#### [THE DATA]
--- Begin ---
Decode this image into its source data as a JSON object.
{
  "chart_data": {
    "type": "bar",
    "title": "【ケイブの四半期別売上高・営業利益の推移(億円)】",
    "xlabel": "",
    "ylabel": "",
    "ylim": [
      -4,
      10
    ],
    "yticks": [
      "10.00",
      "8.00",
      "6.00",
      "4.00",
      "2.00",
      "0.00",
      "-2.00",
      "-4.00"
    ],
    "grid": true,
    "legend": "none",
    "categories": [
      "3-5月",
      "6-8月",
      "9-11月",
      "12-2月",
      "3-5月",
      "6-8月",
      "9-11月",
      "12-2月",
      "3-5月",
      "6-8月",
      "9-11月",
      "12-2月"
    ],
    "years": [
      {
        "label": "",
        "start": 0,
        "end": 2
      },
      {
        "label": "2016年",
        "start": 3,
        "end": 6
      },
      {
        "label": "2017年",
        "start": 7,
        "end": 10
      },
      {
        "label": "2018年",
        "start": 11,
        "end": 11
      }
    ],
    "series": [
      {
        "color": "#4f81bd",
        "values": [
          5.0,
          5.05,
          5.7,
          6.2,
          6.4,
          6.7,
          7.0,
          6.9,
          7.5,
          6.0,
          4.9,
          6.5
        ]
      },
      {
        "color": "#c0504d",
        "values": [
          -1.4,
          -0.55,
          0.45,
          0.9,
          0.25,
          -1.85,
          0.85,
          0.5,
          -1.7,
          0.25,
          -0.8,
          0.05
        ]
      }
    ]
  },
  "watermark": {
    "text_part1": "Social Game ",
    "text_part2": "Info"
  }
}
--- End ---
#### [INSTRUCTIONS TO FOLLOW]
Reproduce every line of the data verbatim.

#### [SOLUTION FOR THIS EXERCISE]
Decode this image into its source data as a JSON object.
{
  "chart_data": {
    "type": "bar",
    "title": "【ケイブの四半期別売上高・営業利益の推移(億円)】",
    "xlabel": "",
    "ylabel": "",
    "ylim": [
      -4,
      10
    ],
    "yticks": [
      "10.00",
      "8.00",
      "6.00",
      "4.00",
      "2.00",
      "0.00",
      "-2.00",
      "-4.00"
    ],
    "grid": true,
    "legend": "none",
    "categories": [
      "3-5月",
      "6-8月",
      "9-11月",
      "12-2月",
      "3-5月",
      "6-8月",
      "9-11月",
      "12-2月",
      "3-5月",
      "6-8月",
      "9-11月",
      "12-2月"
    ],
    "years": [
      {
        "label": "",
        "start": 0,
        "end": 2
      },
      {
        "label": "2016年",
        "start": 3,
        "end": 6
      },
      {
        "label": "2017年",
        "start": 7,
        "end": 10
      },
      {
        "label": "2018年",
        "start": 11,
        "end": 11
      }
    ],
    "series": [
      {
        "color": "#4f81bd",
        "values": [
          5.0,
          5.05,
          5.7,
          6.2,
          6.4,
          6.7,
          7.0,
          6.9,
          7.5,
          6.0,
          4.9,
          6.5
        ]
      },
      {
        "color": "#c0504d",
        "values": [
          -1.4,
          -0.55,
          0.45,
          0.9,
          0.25,
          -1.85,
          0.85,
          0.5,
          -1.7,
          0.25,
          -0.8,
          0.05
        ]
      }
    ]
  },
  "watermark": {
    "text_part1": "Social Game ",
    "text_part2": "Info"
  }
}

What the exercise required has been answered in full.